▸ **Your task**: Reproduce the lines below verbatim, with nothing changed.

(Element-and-box listings)
+ + + +

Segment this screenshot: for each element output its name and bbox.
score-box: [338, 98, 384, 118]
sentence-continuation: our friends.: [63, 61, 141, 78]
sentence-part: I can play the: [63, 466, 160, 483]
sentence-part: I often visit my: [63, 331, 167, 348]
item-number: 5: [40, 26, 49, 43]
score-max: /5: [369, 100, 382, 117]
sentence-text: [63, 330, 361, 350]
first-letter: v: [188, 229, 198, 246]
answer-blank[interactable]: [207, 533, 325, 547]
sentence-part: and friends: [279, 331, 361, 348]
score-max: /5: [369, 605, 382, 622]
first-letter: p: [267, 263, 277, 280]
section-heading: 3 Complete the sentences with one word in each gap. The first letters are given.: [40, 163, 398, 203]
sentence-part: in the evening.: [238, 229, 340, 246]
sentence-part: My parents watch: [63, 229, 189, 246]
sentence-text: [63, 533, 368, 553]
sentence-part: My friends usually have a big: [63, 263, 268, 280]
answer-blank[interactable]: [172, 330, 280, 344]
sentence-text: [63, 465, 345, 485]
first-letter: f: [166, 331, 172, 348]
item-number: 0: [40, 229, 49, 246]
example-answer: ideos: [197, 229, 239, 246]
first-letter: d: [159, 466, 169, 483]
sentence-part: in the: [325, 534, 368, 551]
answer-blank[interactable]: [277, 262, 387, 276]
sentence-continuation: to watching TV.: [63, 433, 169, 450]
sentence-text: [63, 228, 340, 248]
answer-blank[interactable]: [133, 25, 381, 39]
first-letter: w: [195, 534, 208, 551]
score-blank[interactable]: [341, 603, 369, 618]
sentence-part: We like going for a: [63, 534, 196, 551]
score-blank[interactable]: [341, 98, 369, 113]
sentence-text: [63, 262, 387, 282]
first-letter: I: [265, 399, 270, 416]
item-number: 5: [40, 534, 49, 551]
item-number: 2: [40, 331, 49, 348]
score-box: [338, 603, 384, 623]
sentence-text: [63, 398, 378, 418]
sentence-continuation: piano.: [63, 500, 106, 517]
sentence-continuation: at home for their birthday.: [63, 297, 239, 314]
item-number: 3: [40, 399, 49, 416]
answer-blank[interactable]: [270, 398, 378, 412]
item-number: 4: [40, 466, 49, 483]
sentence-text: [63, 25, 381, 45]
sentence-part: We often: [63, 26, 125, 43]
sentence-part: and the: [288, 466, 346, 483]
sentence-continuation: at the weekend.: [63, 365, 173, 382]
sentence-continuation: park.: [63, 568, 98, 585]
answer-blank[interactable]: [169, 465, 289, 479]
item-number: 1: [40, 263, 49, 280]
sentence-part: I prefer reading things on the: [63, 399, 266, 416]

+ + + +

▸ **Expected answer**:
Segment this screenshot: for each element output its name and bbox.
score-box: [338, 98, 384, 118]
sentence-continuation: our friends.: [63, 61, 141, 78]
sentence-part: I can play the: [63, 466, 160, 483]
sentence-part: I often visit my: [63, 331, 167, 348]
item-number: 5: [40, 26, 49, 43]
score-max: /5: [369, 100, 382, 117]
sentence-text: [63, 330, 361, 350]
first-letter: v: [188, 229, 198, 246]
answer-blank[interactable]: [207, 533, 325, 547]
sentence-part: and friends: [279, 331, 361, 348]
score-max: /5: [369, 605, 382, 622]
first-letter: p: [267, 263, 277, 280]
section-heading: 3 Complete the sentences with one word in each gap. The first letters are given.: [40, 163, 398, 203]
sentence-part: in the evening.: [238, 229, 340, 246]
sentence-part: My parents watch: [63, 229, 189, 246]
sentence-text: [63, 533, 368, 553]
sentence-part: My friends usually have a big: [63, 263, 268, 280]
answer-blank[interactable]: [172, 330, 280, 344]
sentence-text: [63, 465, 345, 485]
first-letter: f: [166, 331, 172, 348]
item-number: 0: [40, 229, 49, 246]
example-answer: ideos: [197, 229, 239, 246]
first-letter: d: [159, 466, 169, 483]
sentence-part: in the: [325, 534, 368, 551]
answer-blank[interactable]: [277, 262, 387, 276]
sentence-continuation: to watching TV.: [63, 433, 169, 450]
sentence-text: [63, 228, 340, 248]
answer-blank[interactable]: [133, 25, 381, 39]
first-letter: w: [195, 534, 208, 551]
score-blank[interactable]: [341, 603, 369, 618]
sentence-part: We like going for a: [63, 534, 196, 551]
score-blank[interactable]: [341, 98, 369, 113]
sentence-text: [63, 262, 387, 282]
first-letter: I: [265, 399, 270, 416]
item-number: 5: [40, 534, 49, 551]
item-number: 2: [40, 331, 49, 348]
score-box: [338, 603, 384, 623]
sentence-text: [63, 398, 378, 418]
sentence-continuation: piano.: [63, 500, 106, 517]
sentence-continuation: at home for their birthday.: [63, 297, 239, 314]
item-number: 3: [40, 399, 49, 416]
answer-blank[interactable]: [270, 398, 378, 412]
item-number: 4: [40, 466, 49, 483]
sentence-text: [63, 25, 381, 45]
sentence-part: We often: [63, 26, 125, 43]
sentence-part: and the: [288, 466, 346, 483]
sentence-continuation: at the weekend.: [63, 365, 173, 382]
sentence-continuation: park.: [63, 568, 98, 585]
answer-blank[interactable]: [169, 465, 289, 479]
item-number: 1: [40, 263, 49, 280]
sentence-part: I prefer reading things on the: [63, 399, 266, 416]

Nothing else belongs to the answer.